Check every line below for the string "кислота", and copy the lines that contain it.

::::

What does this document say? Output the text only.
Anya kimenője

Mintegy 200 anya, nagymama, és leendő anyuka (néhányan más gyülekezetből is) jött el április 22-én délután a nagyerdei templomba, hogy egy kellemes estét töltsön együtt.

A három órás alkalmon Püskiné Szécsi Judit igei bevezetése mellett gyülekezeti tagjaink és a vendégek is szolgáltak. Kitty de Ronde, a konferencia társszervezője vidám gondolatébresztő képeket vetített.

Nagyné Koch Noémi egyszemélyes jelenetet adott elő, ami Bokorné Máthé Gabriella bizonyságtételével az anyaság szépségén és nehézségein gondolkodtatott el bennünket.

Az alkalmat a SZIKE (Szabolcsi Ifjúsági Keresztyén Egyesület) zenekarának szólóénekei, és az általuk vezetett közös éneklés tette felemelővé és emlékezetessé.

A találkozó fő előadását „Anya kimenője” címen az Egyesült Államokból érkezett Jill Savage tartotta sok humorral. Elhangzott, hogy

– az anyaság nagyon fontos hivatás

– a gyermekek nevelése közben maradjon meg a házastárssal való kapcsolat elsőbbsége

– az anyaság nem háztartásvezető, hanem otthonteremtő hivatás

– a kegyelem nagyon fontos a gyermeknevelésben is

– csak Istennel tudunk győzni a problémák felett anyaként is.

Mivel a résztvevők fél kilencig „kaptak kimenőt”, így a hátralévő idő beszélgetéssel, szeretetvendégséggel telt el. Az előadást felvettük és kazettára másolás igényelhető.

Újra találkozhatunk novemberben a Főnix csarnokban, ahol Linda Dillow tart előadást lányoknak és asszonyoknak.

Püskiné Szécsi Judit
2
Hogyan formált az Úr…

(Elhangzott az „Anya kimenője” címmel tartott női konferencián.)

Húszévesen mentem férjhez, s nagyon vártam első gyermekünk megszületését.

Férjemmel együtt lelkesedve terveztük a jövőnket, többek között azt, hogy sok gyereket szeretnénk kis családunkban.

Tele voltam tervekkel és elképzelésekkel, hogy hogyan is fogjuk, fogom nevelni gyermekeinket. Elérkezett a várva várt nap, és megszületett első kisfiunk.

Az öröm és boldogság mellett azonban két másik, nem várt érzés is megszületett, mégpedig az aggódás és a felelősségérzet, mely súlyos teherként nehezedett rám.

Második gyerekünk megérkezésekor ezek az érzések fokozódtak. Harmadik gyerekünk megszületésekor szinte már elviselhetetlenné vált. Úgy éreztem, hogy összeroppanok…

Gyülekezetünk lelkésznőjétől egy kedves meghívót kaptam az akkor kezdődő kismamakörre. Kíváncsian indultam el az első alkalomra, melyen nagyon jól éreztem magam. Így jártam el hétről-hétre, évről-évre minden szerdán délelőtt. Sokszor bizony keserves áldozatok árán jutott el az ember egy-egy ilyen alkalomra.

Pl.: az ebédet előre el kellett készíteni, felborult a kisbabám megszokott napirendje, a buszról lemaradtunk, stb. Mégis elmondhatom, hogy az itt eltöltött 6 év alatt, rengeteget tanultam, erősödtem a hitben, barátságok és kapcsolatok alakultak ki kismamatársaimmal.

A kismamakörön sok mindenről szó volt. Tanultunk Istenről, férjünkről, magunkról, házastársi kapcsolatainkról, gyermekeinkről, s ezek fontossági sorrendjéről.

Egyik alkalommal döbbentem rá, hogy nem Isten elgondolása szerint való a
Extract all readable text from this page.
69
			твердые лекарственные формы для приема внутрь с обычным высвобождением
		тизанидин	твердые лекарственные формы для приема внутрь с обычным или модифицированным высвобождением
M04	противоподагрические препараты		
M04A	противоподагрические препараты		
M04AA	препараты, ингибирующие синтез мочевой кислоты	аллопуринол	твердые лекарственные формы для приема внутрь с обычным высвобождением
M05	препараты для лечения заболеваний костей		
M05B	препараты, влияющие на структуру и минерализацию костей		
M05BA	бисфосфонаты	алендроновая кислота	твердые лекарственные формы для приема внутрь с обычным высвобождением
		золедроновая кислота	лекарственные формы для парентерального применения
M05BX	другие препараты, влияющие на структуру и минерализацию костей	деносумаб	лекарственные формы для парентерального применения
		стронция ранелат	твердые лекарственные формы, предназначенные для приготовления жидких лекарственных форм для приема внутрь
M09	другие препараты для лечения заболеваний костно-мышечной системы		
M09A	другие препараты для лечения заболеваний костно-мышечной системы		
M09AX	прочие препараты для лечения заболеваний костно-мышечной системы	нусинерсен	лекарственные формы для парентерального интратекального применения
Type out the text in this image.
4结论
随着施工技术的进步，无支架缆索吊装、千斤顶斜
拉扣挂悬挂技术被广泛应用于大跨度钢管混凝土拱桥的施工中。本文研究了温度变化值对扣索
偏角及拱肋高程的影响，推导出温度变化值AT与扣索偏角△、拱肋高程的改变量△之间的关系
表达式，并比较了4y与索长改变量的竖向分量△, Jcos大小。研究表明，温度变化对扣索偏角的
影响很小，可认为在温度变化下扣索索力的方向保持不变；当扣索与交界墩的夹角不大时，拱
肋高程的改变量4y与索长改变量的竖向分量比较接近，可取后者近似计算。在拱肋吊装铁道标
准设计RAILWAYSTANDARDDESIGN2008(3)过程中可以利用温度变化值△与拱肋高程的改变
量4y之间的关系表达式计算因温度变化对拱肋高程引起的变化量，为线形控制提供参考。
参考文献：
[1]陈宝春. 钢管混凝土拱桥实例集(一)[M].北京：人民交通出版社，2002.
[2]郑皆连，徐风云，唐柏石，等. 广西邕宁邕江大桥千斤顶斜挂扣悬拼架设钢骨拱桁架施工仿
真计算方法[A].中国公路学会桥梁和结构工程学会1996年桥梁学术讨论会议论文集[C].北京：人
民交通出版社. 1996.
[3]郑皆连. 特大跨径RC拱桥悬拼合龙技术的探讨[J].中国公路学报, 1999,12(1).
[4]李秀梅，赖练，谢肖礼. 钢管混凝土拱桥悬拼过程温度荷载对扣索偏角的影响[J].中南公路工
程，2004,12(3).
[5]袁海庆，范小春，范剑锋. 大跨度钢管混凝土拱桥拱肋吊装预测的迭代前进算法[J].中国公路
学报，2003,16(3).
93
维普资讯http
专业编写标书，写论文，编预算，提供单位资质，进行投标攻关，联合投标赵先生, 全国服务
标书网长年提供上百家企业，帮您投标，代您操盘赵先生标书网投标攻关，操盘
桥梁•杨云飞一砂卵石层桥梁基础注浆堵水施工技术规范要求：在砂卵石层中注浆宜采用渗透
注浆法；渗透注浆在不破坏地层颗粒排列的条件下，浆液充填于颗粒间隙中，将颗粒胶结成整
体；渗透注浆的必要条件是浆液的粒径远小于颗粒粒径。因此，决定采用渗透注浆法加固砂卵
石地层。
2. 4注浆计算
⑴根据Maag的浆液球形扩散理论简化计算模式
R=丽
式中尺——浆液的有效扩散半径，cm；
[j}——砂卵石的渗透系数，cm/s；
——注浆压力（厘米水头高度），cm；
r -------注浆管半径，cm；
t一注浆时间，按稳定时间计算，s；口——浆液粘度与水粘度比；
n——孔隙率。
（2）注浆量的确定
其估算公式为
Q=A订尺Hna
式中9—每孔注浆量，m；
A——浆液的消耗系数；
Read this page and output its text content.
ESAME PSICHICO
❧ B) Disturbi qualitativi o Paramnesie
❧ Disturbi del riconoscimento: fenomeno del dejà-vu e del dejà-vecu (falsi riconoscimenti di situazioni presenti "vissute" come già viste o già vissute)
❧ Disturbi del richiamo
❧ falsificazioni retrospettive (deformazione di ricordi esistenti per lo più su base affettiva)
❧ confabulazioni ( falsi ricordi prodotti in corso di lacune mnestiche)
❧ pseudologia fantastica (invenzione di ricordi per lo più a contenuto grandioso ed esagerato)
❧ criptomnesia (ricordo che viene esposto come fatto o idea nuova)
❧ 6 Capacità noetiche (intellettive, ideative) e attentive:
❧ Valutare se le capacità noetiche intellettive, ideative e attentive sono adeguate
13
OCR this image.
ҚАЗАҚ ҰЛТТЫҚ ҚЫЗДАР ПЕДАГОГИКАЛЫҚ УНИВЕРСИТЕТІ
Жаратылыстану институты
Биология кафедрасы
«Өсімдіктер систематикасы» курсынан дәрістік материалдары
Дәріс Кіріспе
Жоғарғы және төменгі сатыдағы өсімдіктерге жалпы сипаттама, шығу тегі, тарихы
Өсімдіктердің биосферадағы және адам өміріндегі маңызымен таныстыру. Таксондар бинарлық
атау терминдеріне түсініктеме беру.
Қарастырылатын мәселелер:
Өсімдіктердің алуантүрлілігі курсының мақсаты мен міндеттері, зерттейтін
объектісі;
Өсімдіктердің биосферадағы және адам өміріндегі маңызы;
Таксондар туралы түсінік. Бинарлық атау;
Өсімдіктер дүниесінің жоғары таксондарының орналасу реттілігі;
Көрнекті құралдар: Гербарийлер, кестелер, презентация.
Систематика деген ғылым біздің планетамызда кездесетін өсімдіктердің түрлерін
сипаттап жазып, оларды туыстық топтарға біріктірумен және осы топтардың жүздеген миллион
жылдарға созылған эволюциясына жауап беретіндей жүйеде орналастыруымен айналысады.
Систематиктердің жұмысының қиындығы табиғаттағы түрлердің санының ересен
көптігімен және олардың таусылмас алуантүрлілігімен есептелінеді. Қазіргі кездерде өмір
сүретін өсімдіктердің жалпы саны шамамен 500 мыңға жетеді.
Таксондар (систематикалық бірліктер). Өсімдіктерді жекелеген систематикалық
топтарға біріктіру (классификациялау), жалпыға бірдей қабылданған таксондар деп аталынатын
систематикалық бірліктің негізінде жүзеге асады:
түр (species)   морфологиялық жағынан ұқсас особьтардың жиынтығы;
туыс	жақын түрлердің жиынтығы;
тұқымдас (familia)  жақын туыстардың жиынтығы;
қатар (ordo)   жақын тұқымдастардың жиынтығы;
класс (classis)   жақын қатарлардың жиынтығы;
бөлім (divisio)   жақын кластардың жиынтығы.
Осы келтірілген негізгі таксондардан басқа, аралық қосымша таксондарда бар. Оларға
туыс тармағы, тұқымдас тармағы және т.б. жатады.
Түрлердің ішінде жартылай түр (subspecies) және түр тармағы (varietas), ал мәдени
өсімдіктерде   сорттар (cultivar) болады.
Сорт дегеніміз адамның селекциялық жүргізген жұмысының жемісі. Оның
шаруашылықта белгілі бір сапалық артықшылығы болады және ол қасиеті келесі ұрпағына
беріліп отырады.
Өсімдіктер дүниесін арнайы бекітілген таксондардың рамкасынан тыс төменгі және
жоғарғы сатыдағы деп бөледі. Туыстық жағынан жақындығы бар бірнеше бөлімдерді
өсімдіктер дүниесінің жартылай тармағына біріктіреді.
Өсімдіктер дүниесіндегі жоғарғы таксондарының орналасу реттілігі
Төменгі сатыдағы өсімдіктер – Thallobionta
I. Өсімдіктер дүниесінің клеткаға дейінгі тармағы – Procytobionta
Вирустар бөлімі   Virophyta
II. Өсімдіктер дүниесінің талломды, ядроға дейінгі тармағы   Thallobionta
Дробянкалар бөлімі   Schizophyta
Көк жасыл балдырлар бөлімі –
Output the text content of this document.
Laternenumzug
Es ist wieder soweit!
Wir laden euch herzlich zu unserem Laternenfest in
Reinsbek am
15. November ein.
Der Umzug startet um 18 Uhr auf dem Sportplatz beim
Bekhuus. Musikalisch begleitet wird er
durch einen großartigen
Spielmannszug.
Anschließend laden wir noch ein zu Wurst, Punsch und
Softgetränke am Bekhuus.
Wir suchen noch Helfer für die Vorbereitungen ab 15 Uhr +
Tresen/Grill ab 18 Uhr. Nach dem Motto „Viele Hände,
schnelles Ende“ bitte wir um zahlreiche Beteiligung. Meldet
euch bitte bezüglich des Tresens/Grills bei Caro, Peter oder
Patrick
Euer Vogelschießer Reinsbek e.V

::::

## [EXERCISE OUTPUT]
M05BA	бисфосфонаты	алендроновая кислота	твердые лекарственные формы для приема внутрь с обычным высвобождением
		золедроновая кислота	лекарственные формы для парентерального применения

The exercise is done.